— START OF Excerpted records —

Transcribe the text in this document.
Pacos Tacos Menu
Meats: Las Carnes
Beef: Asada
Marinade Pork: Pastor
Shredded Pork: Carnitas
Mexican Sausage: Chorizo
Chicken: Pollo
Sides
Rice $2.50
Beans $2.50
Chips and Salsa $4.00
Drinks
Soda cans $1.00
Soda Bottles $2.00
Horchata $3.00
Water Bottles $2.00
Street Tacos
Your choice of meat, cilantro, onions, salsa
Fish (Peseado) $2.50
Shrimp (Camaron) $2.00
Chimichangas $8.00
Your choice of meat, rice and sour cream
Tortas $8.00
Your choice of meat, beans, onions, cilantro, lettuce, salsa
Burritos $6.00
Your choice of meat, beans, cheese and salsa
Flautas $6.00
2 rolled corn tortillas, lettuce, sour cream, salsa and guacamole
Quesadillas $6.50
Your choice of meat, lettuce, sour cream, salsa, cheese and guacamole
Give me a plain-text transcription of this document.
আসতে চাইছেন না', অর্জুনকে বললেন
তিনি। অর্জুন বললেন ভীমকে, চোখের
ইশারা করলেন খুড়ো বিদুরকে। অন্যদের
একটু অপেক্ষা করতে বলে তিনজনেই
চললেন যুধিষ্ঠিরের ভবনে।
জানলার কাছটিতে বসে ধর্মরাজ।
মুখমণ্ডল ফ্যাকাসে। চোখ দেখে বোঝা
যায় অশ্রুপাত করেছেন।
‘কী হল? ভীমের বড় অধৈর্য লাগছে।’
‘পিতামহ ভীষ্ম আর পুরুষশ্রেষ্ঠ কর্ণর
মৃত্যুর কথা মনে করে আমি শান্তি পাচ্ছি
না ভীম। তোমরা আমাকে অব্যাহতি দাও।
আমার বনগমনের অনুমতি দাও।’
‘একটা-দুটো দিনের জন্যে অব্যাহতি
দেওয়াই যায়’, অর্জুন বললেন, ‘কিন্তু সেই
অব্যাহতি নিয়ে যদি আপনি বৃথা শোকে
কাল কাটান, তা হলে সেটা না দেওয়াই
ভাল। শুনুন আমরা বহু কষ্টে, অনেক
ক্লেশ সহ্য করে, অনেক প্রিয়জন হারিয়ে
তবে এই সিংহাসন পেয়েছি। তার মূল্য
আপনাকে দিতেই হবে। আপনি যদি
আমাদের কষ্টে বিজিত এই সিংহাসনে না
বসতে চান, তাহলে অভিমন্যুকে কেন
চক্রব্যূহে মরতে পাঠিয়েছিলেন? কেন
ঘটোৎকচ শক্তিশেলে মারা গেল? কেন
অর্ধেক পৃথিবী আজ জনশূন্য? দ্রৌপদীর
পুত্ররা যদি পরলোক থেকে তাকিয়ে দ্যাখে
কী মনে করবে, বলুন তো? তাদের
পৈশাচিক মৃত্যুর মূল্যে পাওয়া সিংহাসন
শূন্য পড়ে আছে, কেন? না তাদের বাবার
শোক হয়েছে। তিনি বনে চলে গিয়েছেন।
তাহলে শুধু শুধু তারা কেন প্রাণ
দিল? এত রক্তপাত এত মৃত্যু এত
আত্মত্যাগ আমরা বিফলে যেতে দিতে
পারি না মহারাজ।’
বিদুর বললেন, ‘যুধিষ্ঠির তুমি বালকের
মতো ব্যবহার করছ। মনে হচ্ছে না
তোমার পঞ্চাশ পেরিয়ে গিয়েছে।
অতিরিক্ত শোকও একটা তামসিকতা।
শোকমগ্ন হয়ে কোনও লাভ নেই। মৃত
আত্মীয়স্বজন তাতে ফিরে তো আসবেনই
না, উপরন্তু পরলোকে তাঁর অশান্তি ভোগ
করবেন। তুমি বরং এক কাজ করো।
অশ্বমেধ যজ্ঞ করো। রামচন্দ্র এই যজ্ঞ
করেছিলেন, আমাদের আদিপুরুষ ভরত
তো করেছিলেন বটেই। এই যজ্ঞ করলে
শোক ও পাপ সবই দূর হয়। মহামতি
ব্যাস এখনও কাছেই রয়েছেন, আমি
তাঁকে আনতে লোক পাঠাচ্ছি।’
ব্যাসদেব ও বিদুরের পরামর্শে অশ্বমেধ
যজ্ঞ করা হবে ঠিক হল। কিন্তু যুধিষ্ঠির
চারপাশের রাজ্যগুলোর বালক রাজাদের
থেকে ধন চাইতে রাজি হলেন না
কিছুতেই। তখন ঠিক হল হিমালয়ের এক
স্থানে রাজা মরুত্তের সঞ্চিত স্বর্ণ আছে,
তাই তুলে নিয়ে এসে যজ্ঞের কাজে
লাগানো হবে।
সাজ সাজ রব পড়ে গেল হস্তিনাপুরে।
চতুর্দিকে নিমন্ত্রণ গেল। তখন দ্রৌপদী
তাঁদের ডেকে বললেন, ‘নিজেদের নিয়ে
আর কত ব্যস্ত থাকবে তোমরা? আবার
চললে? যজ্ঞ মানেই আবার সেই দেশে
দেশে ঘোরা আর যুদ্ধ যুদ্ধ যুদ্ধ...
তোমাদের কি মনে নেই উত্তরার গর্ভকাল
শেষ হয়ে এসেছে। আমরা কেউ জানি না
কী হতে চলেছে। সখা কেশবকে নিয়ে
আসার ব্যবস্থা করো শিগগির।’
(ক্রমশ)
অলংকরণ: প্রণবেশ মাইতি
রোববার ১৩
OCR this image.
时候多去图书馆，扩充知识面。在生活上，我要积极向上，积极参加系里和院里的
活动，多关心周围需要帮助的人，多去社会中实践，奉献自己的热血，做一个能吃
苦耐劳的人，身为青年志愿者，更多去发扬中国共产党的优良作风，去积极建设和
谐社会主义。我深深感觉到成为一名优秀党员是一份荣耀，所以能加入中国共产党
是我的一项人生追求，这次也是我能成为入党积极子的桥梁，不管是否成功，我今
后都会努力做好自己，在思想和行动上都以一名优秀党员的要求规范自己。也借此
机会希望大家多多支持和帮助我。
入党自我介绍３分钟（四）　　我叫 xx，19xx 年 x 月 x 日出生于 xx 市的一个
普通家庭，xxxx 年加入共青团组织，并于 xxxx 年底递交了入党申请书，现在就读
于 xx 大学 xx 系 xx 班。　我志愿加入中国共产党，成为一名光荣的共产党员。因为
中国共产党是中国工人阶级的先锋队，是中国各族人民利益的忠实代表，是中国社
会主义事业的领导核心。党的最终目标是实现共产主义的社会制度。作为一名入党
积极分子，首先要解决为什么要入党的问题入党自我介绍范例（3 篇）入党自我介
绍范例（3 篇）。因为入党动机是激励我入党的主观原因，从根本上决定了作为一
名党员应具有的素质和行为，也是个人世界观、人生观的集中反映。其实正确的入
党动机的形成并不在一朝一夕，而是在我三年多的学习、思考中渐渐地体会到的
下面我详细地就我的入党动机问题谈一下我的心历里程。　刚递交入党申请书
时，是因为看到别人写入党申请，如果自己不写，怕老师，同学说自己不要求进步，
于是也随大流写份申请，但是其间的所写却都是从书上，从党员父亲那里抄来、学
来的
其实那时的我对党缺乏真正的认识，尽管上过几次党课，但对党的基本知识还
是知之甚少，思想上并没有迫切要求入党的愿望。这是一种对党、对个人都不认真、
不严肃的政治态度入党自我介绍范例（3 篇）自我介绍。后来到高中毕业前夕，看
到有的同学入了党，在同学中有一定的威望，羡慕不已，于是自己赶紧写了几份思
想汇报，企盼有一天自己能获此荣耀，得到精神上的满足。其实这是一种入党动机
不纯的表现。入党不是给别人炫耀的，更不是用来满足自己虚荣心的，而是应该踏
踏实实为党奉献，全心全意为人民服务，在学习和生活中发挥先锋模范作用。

— END OF Excerpted records —

Gather each line from the listing above that holds "document".

Transcribe the text in this document.
Give me a plain-text transcription of this document.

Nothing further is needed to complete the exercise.